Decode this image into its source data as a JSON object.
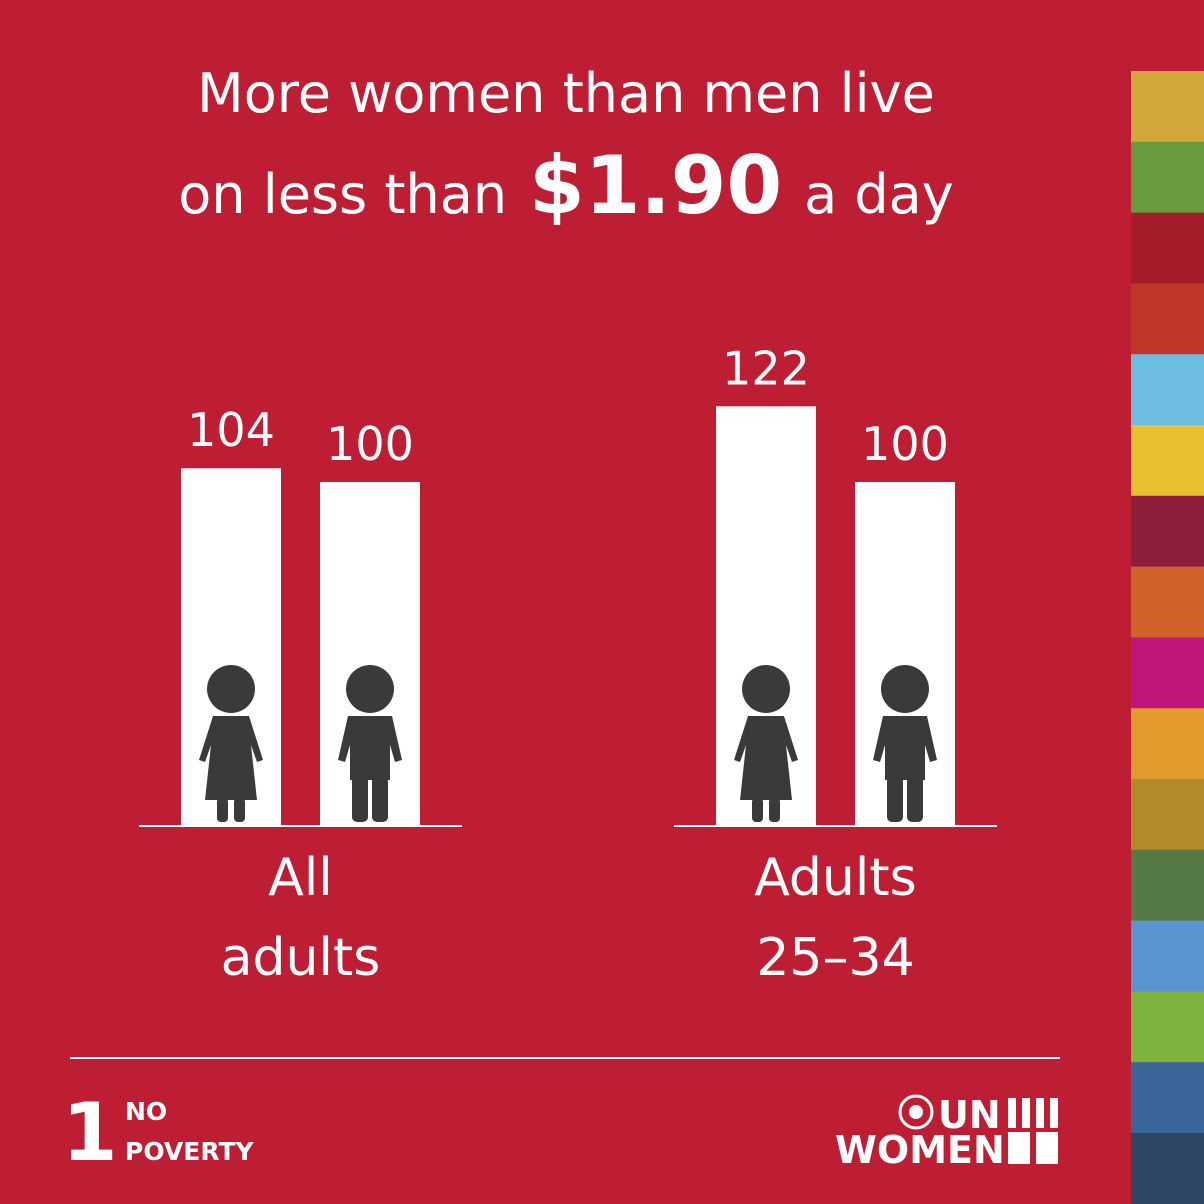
{
  "chart_data": {
    "type": "bar",
    "title": {
      "line1": "More women than men live",
      "line2_start": "on less than",
      "highlight": "$1.90",
      "line2_end": "a day"
    },
    "categories": [
      "All adults",
      "Adults 25–34"
    ],
    "series": [
      {
        "color": "#ffffff",
        "values": [
          104,
          122
        ]
      },
      {
        "color": "#ffffff",
        "values": [
          100,
          100
        ]
      }
    ]
  },
  "footer": {
    "goal_number": "1",
    "goal_line1": "NO",
    "goal_line2": "POVERTY",
    "logo_line1": "UN",
    "logo_line2": "WOMEN"
  }
}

+++

▶ **Your objective**
Write out each line again precisely as it appears, skipping every picture.

▶ **Exercise result**
Decode this image into its source data as a JSON object.
{
  "chart_data": {
    "type": "bar",
    "title": {
      "line1": "More women than men live",
      "line2_start": "on less than",
      "highlight": "$1.90",
      "line2_end": "a day"
    },
    "categories": [
      "All adults",
      "Adults 25–34"
    ],
    "series": [
      {
        "color": "#ffffff",
        "values": [
          104,
          122
        ]
      },
      {
        "color": "#ffffff",
        "values": [
          100,
          100
        ]
      }
    ]
  },
  "footer": {
    "goal_number": "1",
    "goal_line1": "NO",
    "goal_line2": "POVERTY",
    "logo_line1": "UN",
    "logo_line2": "WOMEN"
  }
}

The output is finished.